Stored records
━━━━━━━━
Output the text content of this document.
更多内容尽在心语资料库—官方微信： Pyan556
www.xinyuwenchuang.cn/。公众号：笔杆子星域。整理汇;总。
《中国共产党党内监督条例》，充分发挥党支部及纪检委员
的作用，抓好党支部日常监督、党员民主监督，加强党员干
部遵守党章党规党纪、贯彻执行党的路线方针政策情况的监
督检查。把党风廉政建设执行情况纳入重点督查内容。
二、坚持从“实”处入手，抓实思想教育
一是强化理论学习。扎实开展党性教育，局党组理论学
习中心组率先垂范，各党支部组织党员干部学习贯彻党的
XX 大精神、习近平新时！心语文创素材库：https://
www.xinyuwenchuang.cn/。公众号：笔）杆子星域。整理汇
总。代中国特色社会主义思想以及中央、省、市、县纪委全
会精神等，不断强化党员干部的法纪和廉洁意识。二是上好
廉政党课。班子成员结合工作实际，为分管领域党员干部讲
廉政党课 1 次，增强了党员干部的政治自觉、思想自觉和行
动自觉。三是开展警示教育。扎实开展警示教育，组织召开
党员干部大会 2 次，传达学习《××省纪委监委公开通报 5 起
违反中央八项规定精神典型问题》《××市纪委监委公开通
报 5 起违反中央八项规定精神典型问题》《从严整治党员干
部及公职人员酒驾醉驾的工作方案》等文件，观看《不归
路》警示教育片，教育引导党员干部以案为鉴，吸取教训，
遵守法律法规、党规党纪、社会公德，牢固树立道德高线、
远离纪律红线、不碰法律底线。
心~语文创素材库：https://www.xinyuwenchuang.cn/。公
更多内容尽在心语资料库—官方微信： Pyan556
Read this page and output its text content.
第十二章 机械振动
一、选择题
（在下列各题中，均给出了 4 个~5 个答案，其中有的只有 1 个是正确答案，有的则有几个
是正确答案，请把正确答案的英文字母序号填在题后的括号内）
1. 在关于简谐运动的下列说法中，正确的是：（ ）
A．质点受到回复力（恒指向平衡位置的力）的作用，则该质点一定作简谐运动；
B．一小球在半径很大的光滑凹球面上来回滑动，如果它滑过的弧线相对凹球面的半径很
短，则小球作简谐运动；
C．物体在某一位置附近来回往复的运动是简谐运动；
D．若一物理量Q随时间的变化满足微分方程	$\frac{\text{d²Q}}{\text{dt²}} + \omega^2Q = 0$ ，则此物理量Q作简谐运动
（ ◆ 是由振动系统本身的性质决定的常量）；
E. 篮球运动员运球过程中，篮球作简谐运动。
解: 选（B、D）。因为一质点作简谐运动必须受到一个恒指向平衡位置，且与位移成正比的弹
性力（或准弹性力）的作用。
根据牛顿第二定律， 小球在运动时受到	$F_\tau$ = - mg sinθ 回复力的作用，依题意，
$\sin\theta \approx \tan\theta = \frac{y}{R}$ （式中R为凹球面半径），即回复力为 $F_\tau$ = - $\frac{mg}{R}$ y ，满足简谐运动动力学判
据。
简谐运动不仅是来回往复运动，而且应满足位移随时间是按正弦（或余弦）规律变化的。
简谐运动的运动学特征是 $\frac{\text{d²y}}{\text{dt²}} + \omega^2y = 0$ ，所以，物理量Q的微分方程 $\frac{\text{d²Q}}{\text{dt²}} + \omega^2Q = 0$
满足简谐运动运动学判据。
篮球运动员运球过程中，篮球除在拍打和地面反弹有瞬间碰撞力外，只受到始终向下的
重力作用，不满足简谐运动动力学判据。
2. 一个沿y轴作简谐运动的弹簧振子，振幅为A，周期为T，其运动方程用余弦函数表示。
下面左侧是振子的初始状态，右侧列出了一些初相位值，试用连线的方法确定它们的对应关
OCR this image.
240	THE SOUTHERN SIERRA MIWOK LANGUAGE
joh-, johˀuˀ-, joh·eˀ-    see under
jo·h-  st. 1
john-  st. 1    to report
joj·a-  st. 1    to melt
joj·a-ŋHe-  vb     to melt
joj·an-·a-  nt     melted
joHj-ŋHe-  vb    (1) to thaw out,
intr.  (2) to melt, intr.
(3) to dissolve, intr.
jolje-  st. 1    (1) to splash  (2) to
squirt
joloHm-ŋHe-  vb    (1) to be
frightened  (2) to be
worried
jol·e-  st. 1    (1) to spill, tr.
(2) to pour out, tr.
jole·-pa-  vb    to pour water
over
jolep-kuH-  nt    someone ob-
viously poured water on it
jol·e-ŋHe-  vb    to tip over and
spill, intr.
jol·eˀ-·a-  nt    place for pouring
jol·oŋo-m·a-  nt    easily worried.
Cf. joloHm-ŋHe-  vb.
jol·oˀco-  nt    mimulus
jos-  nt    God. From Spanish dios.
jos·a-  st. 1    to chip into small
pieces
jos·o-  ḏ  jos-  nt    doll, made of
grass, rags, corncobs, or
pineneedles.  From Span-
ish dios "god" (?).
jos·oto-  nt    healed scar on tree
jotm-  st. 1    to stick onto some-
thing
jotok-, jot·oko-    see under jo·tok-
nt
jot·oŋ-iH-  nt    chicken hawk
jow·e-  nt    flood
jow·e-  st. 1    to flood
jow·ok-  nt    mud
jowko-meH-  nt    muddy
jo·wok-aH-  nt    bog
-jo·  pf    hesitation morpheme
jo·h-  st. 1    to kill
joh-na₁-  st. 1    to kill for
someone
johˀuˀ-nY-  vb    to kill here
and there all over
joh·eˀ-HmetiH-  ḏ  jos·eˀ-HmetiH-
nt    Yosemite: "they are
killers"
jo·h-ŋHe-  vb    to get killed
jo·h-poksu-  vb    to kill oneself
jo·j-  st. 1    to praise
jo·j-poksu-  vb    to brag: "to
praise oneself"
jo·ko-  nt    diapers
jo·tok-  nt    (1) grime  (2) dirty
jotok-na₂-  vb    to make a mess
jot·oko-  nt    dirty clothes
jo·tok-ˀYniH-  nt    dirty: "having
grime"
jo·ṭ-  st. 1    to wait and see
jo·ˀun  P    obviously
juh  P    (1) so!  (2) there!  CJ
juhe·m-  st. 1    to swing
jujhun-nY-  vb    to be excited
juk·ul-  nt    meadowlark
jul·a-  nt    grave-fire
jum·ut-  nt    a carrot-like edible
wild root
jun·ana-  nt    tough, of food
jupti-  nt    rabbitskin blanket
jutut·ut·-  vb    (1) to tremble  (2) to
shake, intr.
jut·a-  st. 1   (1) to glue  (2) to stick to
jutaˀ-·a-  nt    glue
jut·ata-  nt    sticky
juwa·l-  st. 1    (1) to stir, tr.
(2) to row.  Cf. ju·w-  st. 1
━━━━━━━━
Output the full listing exactly as it stands.

Output the text content of this document.
更多内容尽在心语资料库—官方微信： Pyan556
www.xinyuwenchuang.cn/。公众号：笔杆子星域。整理汇;总。
《中国共产党党内监督条例》，充分发挥党支部及纪检委员
的作用，抓好党支部日常监督、党员民主监督，加强党员干
部遵守党章党规党纪、贯彻执行党的路线方针政策情况的监
督检查。把党风廉政建设执行情况纳入重点督查内容。
二、坚持从“实”处入手，抓实思想教育
一是强化理论学习。扎实开展党性教育，局党组理论学
习中心组率先垂范，各党支部组织党员干部学习贯彻党的
XX 大精神、习近平新时！心语文创素材库：https://
www.xinyuwenchuang.cn/。公众号：笔）杆子星域。整理汇
总。代中国特色社会主义思想以及中央、省、市、县纪委全
会精神等，不断强化党员干部的法纪和廉洁意识。二是上好
廉政党课。班子成员结合工作实际，为分管领域党员干部讲
廉政党课 1 次，增强了党员干部的政治自觉、思想自觉和行
动自觉。三是开展警示教育。扎实开展警示教育，组织召开
党员干部大会 2 次，传达学习《××省纪委监委公开通报 5 起
违反中央八项规定精神典型问题》《××市纪委监委公开通
报 5 起违反中央八项规定精神典型问题》《从严整治党员干
部及公职人员酒驾醉驾的工作方案》等文件，观看《不归
路》警示教育片，教育引导党员干部以案为鉴，吸取教训，
遵守法律法规、党规党纪、社会公德，牢固树立道德高线、
远离纪律红线、不碰法律底线。
心~语文创素材库：https://www.xinyuwenchuang.cn/。公
更多内容尽在心语资料库—官方微信： Pyan556
Read this page and output its text content.
第十二章 机械振动
一、选择题
（在下列各题中，均给出了 4 个~5 个答案，其中有的只有 1 个是正确答案，有的则有几个
是正确答案，请把正确答案的英文字母序号填在题后的括号内）
1. 在关于简谐运动的下列说法中，正确的是：（ ）
A．质点受到回复力（恒指向平衡位置的力）的作用，则该质点一定作简谐运动；
B．一小球在半径很大的光滑凹球面上来回滑动，如果它滑过的弧线相对凹球面的半径很
短，则小球作简谐运动；
C．物体在某一位置附近来回往复的运动是简谐运动；
D．若一物理量Q随时间的变化满足微分方程	$\frac{\text{d²Q}}{\text{dt²}} + \omega^2Q = 0$ ，则此物理量Q作简谐运动
（ ◆ 是由振动系统本身的性质决定的常量）；
E. 篮球运动员运球过程中，篮球作简谐运动。
解: 选（B、D）。因为一质点作简谐运动必须受到一个恒指向平衡位置，且与位移成正比的弹
性力（或准弹性力）的作用。
根据牛顿第二定律， 小球在运动时受到	$F_\tau$ = - mg sinθ 回复力的作用，依题意，
$\sin\theta \approx \tan\theta = \frac{y}{R}$ （式中R为凹球面半径），即回复力为 $F_\tau$ = - $\frac{mg}{R}$ y ，满足简谐运动动力学判
据。
简谐运动不仅是来回往复运动，而且应满足位移随时间是按正弦（或余弦）规律变化的。
简谐运动的运动学特征是 $\frac{\text{d²y}}{\text{dt²}} + \omega^2y = 0$ ，所以，物理量Q的微分方程 $\frac{\text{d²Q}}{\text{dt²}} + \omega^2Q = 0$
满足简谐运动运动学判据。
篮球运动员运球过程中，篮球除在拍打和地面反弹有瞬间碰撞力外，只受到始终向下的
重力作用，不满足简谐运动动力学判据。
2. 一个沿y轴作简谐运动的弹簧振子，振幅为A，周期为T，其运动方程用余弦函数表示。
下面左侧是振子的初始状态，右侧列出了一些初相位值，试用连线的方法确定它们的对应关
OCR this image.
240	THE SOUTHERN SIERRA MIWOK LANGUAGE
joh-, johˀuˀ-, joh·eˀ-    see under
jo·h-  st. 1
john-  st. 1    to report
joj·a-  st. 1    to melt
joj·a-ŋHe-  vb     to melt
joj·an-·a-  nt     melted
joHj-ŋHe-  vb    (1) to thaw out,
intr.  (2) to melt, intr.
(3) to dissolve, intr.
jolje-  st. 1    (1) to splash  (2) to
squirt
joloHm-ŋHe-  vb    (1) to be
frightened  (2) to be
worried
jol·e-  st. 1    (1) to spill, tr.
(2) to pour out, tr.
jole·-pa-  vb    to pour water
over
jolep-kuH-  nt    someone ob-
viously poured water on it
jol·e-ŋHe-  vb    to tip over and
spill, intr.
jol·eˀ-·a-  nt    place for pouring
jol·oŋo-m·a-  nt    easily worried.
Cf. joloHm-ŋHe-  vb.
jol·oˀco-  nt    mimulus
jos-  nt    God. From Spanish dios.
jos·a-  st. 1    to chip into small
pieces
jos·o-  ḏ  jos-  nt    doll, made of
grass, rags, corncobs, or
pineneedles.  From Span-
ish dios "god" (?).
jos·oto-  nt    healed scar on tree
jotm-  st. 1    to stick onto some-
thing
jotok-, jot·oko-    see under jo·tok-
nt
jot·oŋ-iH-  nt    chicken hawk
jow·e-  nt    flood
jow·e-  st. 1    to flood
jow·ok-  nt    mud
jowko-meH-  nt    muddy
jo·wok-aH-  nt    bog
-jo·  pf    hesitation morpheme
jo·h-  st. 1    to kill
joh-na₁-  st. 1    to kill for
someone
johˀuˀ-nY-  vb    to kill here
and there all over
joh·eˀ-HmetiH-  ḏ  jos·eˀ-HmetiH-
nt    Yosemite: "they are
killers"
jo·h-ŋHe-  vb    to get killed
jo·h-poksu-  vb    to kill oneself
jo·j-  st. 1    to praise
jo·j-poksu-  vb    to brag: "to
praise oneself"
jo·ko-  nt    diapers
jo·tok-  nt    (1) grime  (2) dirty
jotok-na₂-  vb    to make a mess
jot·oko-  nt    dirty clothes
jo·tok-ˀYniH-  nt    dirty: "having
grime"
jo·ṭ-  st. 1    to wait and see
jo·ˀun  P    obviously
juh  P    (1) so!  (2) there!  CJ
juhe·m-  st. 1    to swing
jujhun-nY-  vb    to be excited
juk·ul-  nt    meadowlark
jul·a-  nt    grave-fire
jum·ut-  nt    a carrot-like edible
wild root
jun·ana-  nt    tough, of food
jupti-  nt    rabbitskin blanket
jutut·ut·-  vb    (1) to tremble  (2) to
shake, intr.
jut·a-  st. 1   (1) to glue  (2) to stick to
jutaˀ-·a-  nt    glue
jut·ata-  nt    sticky
juwa·l-  st. 1    (1) to stir, tr.
(2) to row.  Cf. ju·w-  st. 1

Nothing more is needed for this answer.